Aim: Scan the records for the word "расположенных". Copy each line that includes it.

Record set:
═══

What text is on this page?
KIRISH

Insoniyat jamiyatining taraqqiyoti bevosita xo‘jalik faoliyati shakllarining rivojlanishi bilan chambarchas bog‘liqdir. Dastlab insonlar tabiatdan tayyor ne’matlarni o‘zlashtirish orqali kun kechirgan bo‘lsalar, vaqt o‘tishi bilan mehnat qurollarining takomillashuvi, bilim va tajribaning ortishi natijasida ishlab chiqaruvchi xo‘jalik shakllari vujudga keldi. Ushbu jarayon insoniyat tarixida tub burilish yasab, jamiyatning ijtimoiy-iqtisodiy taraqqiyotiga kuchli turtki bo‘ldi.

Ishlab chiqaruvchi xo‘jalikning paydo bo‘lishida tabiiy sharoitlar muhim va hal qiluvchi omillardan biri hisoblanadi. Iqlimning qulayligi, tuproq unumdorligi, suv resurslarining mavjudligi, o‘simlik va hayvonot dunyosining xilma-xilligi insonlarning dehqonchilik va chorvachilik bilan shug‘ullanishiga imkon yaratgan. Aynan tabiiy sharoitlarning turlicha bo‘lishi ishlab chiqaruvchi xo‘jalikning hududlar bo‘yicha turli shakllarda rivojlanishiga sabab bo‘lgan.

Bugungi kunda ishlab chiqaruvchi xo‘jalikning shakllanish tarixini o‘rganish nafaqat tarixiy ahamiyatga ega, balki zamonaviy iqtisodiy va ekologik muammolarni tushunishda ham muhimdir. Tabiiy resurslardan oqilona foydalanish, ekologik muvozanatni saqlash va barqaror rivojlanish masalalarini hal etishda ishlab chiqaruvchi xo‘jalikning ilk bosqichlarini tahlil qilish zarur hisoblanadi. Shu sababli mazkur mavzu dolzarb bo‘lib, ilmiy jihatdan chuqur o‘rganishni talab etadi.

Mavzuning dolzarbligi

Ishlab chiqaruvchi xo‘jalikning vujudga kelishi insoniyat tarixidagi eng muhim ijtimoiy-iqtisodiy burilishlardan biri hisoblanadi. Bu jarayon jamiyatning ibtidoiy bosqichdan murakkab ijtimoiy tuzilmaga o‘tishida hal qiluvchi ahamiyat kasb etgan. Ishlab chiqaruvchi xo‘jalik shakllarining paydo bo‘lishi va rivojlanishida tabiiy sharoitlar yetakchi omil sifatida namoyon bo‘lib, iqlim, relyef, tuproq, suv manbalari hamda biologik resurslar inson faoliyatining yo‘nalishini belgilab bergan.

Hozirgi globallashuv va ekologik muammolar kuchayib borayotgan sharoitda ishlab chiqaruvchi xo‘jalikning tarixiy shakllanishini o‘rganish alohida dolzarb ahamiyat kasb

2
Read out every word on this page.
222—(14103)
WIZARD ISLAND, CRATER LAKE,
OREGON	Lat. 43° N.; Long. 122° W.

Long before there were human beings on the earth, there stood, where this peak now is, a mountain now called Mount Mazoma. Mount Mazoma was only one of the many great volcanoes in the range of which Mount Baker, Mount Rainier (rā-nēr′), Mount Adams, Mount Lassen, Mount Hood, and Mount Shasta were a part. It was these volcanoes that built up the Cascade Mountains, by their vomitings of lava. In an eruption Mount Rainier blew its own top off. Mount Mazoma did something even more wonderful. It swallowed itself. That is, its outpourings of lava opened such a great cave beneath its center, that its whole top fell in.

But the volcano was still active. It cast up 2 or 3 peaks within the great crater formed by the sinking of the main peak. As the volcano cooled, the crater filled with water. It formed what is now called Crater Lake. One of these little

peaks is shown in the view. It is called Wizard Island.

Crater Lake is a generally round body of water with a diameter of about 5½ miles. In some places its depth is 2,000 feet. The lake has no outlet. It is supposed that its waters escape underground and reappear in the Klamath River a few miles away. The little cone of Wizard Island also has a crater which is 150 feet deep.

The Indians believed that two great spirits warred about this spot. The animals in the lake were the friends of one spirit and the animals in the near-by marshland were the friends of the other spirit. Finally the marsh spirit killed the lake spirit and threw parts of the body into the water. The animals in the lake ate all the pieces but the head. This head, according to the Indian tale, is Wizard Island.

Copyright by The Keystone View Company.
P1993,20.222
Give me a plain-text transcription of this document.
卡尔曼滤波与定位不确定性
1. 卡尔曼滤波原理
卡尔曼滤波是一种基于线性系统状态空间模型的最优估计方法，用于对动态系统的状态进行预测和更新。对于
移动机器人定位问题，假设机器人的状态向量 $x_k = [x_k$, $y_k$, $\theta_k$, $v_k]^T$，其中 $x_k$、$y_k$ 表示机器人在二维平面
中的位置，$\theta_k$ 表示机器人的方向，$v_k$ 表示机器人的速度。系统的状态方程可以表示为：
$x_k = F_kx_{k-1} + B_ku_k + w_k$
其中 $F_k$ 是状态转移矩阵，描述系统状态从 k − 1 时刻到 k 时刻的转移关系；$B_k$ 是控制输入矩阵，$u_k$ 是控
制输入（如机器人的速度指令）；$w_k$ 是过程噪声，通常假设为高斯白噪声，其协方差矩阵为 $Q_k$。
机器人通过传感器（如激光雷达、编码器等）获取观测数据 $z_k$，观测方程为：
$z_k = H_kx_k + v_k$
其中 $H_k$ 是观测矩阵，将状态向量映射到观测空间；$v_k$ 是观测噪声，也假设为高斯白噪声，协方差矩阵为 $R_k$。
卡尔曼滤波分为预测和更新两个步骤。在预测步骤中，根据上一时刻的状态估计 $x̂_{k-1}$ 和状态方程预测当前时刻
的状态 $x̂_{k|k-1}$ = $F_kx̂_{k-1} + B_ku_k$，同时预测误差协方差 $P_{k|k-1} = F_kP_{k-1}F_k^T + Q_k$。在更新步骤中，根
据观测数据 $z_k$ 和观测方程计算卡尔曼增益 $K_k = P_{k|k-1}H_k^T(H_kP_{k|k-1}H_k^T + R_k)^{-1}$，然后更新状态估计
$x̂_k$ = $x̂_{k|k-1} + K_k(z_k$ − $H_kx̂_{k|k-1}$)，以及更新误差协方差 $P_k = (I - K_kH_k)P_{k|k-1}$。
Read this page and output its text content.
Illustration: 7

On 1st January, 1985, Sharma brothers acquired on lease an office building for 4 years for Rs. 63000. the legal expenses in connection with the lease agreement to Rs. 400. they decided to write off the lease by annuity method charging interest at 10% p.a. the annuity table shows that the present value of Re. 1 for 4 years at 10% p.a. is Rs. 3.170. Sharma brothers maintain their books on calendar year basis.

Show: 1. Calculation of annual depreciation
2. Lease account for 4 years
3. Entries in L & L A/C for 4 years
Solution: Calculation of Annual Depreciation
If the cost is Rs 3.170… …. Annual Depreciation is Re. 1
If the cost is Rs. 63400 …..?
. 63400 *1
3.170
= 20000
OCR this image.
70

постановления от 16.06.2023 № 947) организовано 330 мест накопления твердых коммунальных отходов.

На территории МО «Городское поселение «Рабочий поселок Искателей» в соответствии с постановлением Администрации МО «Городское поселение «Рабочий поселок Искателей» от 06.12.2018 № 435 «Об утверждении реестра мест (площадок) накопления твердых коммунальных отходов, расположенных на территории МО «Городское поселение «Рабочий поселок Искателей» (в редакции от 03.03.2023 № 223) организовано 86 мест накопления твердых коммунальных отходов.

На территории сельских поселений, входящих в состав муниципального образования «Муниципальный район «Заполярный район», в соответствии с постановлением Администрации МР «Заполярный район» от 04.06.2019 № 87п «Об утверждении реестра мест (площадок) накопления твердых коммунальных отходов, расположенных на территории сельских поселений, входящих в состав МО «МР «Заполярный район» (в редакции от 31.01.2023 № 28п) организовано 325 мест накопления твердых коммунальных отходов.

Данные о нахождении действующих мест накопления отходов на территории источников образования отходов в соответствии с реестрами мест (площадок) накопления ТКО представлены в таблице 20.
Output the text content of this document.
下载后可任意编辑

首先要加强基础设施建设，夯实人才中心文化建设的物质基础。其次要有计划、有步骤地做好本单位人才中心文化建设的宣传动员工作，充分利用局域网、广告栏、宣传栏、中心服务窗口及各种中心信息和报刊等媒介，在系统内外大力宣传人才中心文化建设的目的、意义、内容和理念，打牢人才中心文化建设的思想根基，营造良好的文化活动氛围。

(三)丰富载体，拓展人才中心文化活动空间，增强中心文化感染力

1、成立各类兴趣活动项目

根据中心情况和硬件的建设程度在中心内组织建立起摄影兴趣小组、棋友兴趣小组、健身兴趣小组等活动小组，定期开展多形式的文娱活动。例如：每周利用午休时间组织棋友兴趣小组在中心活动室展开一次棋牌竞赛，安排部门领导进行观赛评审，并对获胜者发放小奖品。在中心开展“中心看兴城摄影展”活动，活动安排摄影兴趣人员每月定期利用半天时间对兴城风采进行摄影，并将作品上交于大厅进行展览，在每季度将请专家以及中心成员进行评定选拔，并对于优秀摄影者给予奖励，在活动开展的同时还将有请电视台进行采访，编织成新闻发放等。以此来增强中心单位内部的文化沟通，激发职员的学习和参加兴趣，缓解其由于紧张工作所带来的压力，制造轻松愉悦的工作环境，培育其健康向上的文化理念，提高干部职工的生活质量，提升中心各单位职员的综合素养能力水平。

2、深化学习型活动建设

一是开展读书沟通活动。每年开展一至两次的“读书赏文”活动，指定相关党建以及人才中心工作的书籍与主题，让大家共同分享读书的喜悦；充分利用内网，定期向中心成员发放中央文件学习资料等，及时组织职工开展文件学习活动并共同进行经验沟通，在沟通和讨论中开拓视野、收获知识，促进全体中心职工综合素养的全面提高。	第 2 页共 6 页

═══

Answer to this task:
На территории МО «Городское поселение «Рабочий поселок Искателей» в соответствии с постановлением Администрации МО «Городское поселение «Рабочий поселок Искателей» от 06.12.2018 № 435 «Об утверждении реестра мест (площадок) накопления твердых коммунальных отходов, расположенных на территории МО «Городское поселение «Рабочий поселок Искателей» (в редакции от 03.03.2023 № 223) организовано 86 мест накопления твердых коммунальных отходов.
На территории сельских поселений, входящих в состав муниципального образования «Муниципальный район «Заполярный район», в соответствии с постановлением Администрации МР «Заполярный район» от 04.06.2019 № 87п «Об утверждении реестра мест (площадок) накопления твердых коммунальных отходов, расположенных на территории сельских поселений, входящих в состав МО «МР «Заполярный район» (в редакции от 31.01.2023 № 28п) организовано 325 мест накопления твердых коммунальных отходов.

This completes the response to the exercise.